[Data excerpts]
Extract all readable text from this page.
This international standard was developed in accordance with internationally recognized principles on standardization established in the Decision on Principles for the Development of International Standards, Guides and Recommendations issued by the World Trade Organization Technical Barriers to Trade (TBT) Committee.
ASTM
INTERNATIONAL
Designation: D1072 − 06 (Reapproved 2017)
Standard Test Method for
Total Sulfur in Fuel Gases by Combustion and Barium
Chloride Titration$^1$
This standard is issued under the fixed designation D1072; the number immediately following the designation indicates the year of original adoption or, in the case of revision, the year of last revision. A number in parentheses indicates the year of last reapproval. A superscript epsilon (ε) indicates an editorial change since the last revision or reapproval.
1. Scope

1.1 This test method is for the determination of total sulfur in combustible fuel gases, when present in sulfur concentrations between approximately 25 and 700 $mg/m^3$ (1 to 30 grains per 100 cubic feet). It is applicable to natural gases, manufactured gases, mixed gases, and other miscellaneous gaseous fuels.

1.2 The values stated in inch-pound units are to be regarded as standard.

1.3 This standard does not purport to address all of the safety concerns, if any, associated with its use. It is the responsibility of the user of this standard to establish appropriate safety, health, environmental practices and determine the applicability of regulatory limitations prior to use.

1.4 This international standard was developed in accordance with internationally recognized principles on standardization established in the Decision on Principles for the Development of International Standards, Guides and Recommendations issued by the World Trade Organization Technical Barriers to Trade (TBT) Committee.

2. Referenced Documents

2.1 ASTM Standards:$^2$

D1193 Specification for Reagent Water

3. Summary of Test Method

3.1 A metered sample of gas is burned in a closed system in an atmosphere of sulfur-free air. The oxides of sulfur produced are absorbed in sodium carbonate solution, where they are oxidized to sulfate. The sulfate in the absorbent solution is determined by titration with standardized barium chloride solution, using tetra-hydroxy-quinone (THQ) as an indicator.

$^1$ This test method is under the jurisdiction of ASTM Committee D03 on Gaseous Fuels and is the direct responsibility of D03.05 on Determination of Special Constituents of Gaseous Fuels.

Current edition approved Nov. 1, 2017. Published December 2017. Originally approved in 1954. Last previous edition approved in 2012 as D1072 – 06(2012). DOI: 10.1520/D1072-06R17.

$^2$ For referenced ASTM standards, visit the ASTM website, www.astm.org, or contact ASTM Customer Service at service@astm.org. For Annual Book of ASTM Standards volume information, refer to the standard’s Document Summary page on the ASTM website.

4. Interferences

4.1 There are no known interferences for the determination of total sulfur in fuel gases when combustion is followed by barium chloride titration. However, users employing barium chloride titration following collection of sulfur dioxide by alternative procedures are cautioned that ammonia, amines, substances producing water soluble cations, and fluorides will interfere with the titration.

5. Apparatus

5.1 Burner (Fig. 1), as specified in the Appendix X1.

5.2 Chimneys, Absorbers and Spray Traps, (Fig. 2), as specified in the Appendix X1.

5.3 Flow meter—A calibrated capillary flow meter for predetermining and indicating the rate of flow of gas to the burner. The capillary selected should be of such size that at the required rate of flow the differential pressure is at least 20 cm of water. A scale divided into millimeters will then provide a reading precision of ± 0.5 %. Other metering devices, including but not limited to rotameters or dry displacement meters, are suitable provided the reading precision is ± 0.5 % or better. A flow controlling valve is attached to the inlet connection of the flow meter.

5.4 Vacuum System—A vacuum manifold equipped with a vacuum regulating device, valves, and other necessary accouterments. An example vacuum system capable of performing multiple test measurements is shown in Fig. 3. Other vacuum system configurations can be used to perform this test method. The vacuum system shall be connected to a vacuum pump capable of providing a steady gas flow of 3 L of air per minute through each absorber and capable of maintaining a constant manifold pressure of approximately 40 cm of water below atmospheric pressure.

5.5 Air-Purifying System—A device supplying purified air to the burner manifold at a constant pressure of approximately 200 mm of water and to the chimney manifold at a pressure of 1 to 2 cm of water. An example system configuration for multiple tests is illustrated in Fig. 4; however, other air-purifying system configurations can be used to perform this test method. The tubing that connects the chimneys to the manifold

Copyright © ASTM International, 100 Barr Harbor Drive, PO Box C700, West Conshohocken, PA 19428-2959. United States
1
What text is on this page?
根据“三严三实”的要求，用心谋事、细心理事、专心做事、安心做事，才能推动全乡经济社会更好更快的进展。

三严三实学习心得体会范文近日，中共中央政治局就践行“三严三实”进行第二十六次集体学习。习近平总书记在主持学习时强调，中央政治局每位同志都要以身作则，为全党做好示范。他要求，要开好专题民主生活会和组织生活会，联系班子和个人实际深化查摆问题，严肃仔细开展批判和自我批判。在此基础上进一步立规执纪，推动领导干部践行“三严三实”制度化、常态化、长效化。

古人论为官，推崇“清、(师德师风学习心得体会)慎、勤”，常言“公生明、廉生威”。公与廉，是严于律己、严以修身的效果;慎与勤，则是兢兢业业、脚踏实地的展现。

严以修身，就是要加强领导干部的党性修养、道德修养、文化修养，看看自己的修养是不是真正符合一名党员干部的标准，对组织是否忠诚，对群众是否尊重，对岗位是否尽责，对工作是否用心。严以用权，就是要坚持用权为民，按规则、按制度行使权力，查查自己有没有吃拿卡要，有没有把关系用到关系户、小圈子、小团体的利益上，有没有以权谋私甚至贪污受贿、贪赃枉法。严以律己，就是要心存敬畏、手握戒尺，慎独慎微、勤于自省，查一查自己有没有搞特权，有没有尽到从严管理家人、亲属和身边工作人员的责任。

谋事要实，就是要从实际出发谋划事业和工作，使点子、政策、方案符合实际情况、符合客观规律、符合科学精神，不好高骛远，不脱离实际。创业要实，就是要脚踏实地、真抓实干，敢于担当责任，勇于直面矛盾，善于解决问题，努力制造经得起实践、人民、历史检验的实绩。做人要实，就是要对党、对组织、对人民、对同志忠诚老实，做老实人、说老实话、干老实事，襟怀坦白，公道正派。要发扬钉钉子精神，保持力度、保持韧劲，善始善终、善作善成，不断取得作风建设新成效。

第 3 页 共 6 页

▶ _Instructions to follow_
Return each line of the data that contains the string "Guides".

▶ _Result_
This international standard was developed in accordance with internationally recognized principles on standardization established in the Decision on Principles for the Development of International Standards, Guides and Recommendations issued by the World Trade Organization Technical Barriers to Trade (TBT) Committee.
1.4 This international standard was developed in accordance with internationally recognized principles on standardization established in the Decision on Principles for the Development of International Standards, Guides and Recommendations issued by the World Trade Organization Technical Barriers to Trade (TBT) Committee.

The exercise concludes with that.